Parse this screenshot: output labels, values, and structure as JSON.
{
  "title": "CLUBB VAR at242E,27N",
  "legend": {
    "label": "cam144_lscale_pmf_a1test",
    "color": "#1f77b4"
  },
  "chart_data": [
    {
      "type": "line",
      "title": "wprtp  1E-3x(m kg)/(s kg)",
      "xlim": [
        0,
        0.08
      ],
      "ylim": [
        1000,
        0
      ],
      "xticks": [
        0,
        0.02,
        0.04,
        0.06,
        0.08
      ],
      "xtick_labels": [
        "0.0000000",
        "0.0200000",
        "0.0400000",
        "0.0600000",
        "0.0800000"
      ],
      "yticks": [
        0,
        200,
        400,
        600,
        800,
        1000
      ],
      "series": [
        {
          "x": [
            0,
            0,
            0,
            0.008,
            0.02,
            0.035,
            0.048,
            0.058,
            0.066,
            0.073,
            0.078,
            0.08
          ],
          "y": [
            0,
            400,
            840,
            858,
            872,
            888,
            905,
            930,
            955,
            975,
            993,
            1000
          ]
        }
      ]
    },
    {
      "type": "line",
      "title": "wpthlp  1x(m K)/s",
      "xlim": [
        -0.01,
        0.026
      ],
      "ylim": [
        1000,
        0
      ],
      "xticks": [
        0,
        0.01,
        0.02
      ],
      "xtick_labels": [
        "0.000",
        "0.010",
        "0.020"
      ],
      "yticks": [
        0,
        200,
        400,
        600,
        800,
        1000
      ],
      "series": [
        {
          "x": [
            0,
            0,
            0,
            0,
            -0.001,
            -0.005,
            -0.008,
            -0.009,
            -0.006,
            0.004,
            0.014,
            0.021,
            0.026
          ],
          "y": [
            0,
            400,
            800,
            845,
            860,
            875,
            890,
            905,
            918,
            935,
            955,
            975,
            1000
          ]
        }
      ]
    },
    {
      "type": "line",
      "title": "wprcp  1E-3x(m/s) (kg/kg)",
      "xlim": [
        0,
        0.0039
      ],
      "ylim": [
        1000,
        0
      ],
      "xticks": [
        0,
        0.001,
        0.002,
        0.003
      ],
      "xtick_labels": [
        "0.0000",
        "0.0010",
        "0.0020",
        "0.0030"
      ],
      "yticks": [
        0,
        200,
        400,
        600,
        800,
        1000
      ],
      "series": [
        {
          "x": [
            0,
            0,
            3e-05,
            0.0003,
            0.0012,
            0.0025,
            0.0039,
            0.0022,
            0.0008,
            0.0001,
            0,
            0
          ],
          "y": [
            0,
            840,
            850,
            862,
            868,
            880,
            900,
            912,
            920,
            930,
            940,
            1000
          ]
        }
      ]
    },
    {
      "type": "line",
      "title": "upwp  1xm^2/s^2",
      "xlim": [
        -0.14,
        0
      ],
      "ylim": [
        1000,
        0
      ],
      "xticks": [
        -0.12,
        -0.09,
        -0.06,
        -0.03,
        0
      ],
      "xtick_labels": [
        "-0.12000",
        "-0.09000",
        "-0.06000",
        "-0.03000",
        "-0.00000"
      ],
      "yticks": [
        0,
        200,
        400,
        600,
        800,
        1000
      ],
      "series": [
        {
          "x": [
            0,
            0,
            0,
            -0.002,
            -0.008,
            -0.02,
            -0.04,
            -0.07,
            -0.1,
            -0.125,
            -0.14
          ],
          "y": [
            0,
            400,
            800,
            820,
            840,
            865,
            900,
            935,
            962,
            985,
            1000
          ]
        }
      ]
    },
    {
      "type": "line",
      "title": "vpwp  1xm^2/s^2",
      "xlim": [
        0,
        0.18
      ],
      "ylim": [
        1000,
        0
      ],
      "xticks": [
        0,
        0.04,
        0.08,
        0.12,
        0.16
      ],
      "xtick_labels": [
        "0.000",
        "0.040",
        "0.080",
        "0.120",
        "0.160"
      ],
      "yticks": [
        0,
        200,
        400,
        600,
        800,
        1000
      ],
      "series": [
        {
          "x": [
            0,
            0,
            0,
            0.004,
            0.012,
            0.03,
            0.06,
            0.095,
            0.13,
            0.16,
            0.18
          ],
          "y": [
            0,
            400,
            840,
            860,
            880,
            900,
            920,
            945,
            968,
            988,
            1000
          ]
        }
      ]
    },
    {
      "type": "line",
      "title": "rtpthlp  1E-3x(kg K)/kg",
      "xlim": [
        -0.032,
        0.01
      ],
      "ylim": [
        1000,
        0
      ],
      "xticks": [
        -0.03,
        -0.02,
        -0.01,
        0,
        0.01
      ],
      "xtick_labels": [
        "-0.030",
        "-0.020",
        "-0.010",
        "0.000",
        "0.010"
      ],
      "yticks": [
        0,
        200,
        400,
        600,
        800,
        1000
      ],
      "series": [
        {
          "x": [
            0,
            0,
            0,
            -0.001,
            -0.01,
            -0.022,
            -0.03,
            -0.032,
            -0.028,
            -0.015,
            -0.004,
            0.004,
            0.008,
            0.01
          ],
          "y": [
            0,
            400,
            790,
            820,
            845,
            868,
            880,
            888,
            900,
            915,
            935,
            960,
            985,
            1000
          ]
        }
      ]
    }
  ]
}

## EXERCISE OBJECTIVE
Send back each record exactly as it stands.

## FINISHED TASK
Parse this screenshot: output labels, values, and structure as JSON.
{
  "title": "CLUBB VAR at242E,27N",
  "legend": {
    "label": "cam144_lscale_pmf_a1test",
    "color": "#1f77b4"
  },
  "chart_data": [
    {
      "type": "line",
      "title": "wprtp  1E-3x(m kg)/(s kg)",
      "xlim": [
        0,
        0.08
      ],
      "ylim": [
        1000,
        0
      ],
      "xticks": [
        0,
        0.02,
        0.04,
        0.06,
        0.08
      ],
      "xtick_labels": [
        "0.0000000",
        "0.0200000",
        "0.0400000",
        "0.0600000",
        "0.0800000"
      ],
      "yticks": [
        0,
        200,
        400,
        600,
        800,
        1000
      ],
      "series": [
        {
          "x": [
            0,
            0,
            0,
            0.008,
            0.02,
            0.035,
            0.048,
            0.058,
            0.066,
            0.073,
            0.078,
            0.08
          ],
          "y": [
            0,
            400,
            840,
            858,
            872,
            888,
            905,
            930,
            955,
            975,
            993,
            1000
          ]
        }
      ]
    },
    {
      "type": "line",
      "title": "wpthlp  1x(m K)/s",
      "xlim": [
        -0.01,
        0.026
      ],
      "ylim": [
        1000,
        0
      ],
      "xticks": [
        0,
        0.01,
        0.02
      ],
      "xtick_labels": [
        "0.000",
        "0.010",
        "0.020"
      ],
      "yticks": [
        0,
        200,
        400,
        600,
        800,
        1000
      ],
      "series": [
        {
          "x": [
            0,
            0,
            0,
            0,
            -0.001,
            -0.005,
            -0.008,
            -0.009,
            -0.006,
            0.004,
            0.014,
            0.021,
            0.026
          ],
          "y": [
            0,
            400,
            800,
            845,
            860,
            875,
            890,
            905,
            918,
            935,
            955,
            975,
            1000
          ]
        }
      ]
    },
    {
      "type": "line",
      "title": "wprcp  1E-3x(m/s) (kg/kg)",
      "xlim": [
        0,
        0.0039
      ],
      "ylim": [
        1000,
        0
      ],
      "xticks": [
        0,
        0.001,
        0.002,
        0.003
      ],
      "xtick_labels": [
        "0.0000",
        "0.0010",
        "0.0020",
        "0.0030"
      ],
      "yticks": [
        0,
        200,
        400,
        600,
        800,
        1000
      ],
      "series": [
        {
          "x": [
            0,
            0,
            3e-05,
            0.0003,
            0.0012,
            0.0025,
            0.0039,
            0.0022,
            0.0008,
            0.0001,
            0,
            0
          ],
          "y": [
            0,
            840,
            850,
            862,
            868,
            880,
            900,
            912,
            920,
            930,
            940,
            1000
          ]
        }
      ]
    },
    {
      "type": "line",
      "title": "upwp  1xm^2/s^2",
      "xlim": [
        -0.14,
        0
      ],
      "ylim": [
        1000,
        0
      ],
      "xticks": [
        -0.12,
        -0.09,
        -0.06,
        -0.03,
        0
      ],
      "xtick_labels": [
        "-0.12000",
        "-0.09000",
        "-0.06000",
        "-0.03000",
        "-0.00000"
      ],
      "yticks": [
        0,
        200,
        400,
        600,
        800,
        1000
      ],
      "series": [
        {
          "x": [
            0,
            0,
            0,
            -0.002,
            -0.008,
            -0.02,
            -0.04,
            -0.07,
            -0.1,
            -0.125,
            -0.14
          ],
          "y": [
            0,
            400,
            800,
            820,
            840,
            865,
            900,
            935,
            962,
            985,
            1000
          ]
        }
      ]
    },
    {
      "type": "line",
      "title": "vpwp  1xm^2/s^2",
      "xlim": [
        0,
        0.18
      ],
      "ylim": [
        1000,
        0
      ],
      "xticks": [
        0,
        0.04,
        0.08,
        0.12,
        0.16
      ],
      "xtick_labels": [
        "0.000",
        "0.040",
        "0.080",
        "0.120",
        "0.160"
      ],
      "yticks": [
        0,
        200,
        400,
        600,
        800,
        1000
      ],
      "series": [
        {
          "x": [
            0,
            0,
            0,
            0.004,
            0.012,
            0.03,
            0.06,
            0.095,
            0.13,
            0.16,
            0.18
          ],
          "y": [
            0,
            400,
            840,
            860,
            880,
            900,
            920,
            945,
            968,
            988,
            1000
          ]
        }
      ]
    },
    {
      "type": "line",
      "title": "rtpthlp  1E-3x(kg K)/kg",
      "xlim": [
        -0.032,
        0.01
      ],
      "ylim": [
        1000,
        0
      ],
      "xticks": [
        -0.03,
        -0.02,
        -0.01,
        0,
        0.01
      ],
      "xtick_labels": [
        "-0.030",
        "-0.020",
        "-0.010",
        "0.000",
        "0.010"
      ],
      "yticks": [
        0,
        200,
        400,
        600,
        800,
        1000
      ],
      "series": [
        {
          "x": [
            0,
            0,
            0,
            -0.001,
            -0.01,
            -0.022,
            -0.03,
            -0.032,
            -0.028,
            -0.015,
            -0.004,
            0.004,
            0.008,
            0.01
          ],
          "y": [
            0,
            400,
            790,
            820,
            845,
            868,
            880,
            888,
            900,
            915,
            935,
            960,
            985,
            1000
          ]
        }
      ]
    }
  ]
}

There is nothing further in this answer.